The request → Search the records for "particulière". Copy every line where it appears.
++++ Records provided ++++
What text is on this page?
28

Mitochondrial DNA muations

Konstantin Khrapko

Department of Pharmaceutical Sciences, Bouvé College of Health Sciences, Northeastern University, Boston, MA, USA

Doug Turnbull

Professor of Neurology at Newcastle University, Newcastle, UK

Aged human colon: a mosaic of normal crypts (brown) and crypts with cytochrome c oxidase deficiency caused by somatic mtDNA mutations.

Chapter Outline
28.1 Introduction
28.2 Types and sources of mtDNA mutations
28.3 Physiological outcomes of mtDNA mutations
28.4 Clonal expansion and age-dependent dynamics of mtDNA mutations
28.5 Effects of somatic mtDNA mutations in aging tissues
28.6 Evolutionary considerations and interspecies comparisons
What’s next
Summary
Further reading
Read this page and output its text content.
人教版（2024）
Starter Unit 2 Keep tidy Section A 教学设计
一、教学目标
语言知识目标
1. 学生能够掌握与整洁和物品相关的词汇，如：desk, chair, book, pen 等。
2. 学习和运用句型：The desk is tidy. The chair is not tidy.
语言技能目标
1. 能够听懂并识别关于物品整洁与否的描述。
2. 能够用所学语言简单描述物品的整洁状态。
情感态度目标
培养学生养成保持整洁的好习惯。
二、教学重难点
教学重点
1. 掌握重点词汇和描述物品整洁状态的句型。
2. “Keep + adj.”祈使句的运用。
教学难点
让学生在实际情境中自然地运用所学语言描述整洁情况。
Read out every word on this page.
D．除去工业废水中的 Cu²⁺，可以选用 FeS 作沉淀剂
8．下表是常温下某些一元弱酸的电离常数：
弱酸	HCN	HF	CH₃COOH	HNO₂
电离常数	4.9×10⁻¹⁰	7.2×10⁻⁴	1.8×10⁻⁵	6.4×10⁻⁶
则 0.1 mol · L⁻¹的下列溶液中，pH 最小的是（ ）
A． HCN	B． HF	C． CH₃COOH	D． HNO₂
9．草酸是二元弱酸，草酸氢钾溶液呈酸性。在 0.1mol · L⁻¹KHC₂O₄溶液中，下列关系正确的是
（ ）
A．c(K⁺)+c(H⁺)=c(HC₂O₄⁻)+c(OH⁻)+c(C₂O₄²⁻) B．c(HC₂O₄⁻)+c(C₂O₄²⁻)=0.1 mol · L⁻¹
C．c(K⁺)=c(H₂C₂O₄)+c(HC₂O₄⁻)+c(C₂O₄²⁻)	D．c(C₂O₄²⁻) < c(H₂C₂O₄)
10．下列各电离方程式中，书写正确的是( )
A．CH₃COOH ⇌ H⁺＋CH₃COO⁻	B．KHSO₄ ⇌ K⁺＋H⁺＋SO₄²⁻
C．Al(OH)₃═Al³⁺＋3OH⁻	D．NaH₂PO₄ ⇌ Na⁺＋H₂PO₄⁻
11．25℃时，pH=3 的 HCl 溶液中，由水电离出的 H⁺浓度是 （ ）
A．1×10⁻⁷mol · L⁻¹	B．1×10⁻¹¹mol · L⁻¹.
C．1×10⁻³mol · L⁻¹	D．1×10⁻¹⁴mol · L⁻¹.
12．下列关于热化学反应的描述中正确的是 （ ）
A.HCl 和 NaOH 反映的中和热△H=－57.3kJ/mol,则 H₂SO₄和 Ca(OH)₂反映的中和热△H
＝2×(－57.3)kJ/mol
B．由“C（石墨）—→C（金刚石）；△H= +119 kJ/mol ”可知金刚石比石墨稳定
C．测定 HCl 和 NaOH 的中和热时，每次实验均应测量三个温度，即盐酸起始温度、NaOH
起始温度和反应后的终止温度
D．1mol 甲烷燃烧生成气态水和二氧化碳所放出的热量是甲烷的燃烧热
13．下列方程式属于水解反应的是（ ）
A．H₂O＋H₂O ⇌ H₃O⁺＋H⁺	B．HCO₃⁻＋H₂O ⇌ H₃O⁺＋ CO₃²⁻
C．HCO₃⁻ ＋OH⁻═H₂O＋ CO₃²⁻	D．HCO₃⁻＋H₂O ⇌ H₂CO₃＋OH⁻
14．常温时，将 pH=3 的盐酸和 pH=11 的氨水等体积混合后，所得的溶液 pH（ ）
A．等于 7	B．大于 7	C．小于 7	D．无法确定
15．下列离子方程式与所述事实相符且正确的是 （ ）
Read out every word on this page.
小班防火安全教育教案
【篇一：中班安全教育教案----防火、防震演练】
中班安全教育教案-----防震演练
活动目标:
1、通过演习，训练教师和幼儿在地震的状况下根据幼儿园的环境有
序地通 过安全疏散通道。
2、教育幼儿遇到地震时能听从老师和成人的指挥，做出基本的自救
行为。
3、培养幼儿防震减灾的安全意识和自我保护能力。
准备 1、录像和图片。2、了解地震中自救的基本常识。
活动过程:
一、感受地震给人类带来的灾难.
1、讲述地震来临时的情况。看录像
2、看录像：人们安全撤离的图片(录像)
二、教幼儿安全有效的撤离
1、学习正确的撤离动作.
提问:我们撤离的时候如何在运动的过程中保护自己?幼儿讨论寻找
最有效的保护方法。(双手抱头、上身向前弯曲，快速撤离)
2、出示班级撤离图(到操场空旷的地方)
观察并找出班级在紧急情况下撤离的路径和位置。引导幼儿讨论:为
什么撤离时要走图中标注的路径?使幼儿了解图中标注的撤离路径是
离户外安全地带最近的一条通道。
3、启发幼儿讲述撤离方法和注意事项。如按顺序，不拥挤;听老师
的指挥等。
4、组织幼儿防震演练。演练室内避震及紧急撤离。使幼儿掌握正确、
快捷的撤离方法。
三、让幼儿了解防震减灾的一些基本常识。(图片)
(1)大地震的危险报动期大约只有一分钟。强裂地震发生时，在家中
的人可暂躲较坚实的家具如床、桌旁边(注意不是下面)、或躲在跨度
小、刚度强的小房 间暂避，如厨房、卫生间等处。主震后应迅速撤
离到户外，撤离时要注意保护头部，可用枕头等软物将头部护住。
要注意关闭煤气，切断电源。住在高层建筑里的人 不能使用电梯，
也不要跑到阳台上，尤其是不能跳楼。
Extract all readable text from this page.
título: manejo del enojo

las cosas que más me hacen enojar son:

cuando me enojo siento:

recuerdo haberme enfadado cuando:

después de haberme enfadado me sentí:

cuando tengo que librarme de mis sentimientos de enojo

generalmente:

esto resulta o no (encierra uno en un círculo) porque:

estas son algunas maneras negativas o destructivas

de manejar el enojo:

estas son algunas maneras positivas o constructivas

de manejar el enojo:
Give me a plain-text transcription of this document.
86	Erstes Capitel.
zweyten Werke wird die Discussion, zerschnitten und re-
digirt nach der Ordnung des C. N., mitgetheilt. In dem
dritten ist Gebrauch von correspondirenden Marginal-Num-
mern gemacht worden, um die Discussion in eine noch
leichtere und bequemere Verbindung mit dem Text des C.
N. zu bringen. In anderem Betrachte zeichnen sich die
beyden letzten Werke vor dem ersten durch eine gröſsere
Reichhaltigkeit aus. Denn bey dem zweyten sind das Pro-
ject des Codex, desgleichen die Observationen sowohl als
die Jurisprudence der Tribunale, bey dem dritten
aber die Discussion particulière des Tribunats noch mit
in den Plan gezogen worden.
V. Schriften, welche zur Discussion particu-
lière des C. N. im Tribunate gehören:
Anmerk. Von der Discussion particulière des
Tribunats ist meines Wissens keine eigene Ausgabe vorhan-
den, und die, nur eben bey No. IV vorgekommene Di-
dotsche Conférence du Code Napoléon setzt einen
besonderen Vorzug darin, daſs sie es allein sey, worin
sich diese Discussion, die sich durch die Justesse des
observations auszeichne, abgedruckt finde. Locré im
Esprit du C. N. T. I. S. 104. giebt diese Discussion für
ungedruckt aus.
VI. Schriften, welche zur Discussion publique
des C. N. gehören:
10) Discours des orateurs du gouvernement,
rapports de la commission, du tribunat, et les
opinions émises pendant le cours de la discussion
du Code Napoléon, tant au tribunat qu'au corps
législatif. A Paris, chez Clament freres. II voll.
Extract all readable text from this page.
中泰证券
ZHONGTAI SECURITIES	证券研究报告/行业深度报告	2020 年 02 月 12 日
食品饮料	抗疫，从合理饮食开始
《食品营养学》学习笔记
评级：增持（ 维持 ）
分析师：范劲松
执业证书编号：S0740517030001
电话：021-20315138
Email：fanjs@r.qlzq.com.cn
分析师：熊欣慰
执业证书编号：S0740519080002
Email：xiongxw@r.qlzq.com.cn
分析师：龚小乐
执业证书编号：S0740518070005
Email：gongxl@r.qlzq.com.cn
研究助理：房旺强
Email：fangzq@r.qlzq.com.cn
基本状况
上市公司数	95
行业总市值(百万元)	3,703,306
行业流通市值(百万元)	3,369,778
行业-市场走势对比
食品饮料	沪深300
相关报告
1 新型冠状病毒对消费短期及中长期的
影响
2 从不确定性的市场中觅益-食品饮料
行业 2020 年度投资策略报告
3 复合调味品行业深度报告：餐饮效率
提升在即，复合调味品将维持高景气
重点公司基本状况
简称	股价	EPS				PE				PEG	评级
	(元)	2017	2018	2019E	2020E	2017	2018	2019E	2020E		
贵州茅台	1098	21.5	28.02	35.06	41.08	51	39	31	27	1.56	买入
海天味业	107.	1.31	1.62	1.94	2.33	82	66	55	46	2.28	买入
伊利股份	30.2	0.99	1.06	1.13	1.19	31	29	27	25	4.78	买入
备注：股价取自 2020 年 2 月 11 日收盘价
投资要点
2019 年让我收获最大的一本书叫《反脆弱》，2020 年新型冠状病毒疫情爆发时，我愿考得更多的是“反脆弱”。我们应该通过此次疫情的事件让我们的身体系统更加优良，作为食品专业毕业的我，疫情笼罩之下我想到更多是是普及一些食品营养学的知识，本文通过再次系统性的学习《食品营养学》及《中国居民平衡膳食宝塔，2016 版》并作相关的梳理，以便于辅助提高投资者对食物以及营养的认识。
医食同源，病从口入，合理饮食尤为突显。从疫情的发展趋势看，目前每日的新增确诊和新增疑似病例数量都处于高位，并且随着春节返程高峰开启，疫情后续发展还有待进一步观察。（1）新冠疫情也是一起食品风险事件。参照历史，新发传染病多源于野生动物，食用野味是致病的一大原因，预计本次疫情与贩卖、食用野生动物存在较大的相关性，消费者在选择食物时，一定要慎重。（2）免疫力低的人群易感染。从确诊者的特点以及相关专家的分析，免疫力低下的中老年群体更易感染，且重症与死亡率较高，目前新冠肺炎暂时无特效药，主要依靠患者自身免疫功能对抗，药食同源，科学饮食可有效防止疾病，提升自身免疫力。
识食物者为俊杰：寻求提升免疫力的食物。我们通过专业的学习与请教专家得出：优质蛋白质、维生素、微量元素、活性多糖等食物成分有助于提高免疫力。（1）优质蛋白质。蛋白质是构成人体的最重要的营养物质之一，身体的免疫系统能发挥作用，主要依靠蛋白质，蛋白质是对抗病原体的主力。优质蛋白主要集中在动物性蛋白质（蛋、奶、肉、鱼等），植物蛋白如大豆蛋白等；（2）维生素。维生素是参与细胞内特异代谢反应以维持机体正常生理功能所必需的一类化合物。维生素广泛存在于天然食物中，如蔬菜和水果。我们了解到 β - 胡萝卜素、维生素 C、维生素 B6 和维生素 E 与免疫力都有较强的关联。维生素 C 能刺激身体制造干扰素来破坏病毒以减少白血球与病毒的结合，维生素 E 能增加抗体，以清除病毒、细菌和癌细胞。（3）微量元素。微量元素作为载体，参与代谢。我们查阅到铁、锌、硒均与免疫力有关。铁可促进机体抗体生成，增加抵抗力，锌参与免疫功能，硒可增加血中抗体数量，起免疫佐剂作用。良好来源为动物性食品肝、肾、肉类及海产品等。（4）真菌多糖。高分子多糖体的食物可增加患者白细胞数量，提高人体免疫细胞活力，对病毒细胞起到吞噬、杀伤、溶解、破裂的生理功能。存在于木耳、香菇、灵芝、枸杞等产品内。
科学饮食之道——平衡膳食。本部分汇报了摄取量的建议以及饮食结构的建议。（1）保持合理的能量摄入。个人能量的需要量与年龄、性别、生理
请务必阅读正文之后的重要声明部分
++++
Output of the exercise →
aber die Discussion particulière des Tribunats noch mit
Anmerk. Von der Discussion particulière des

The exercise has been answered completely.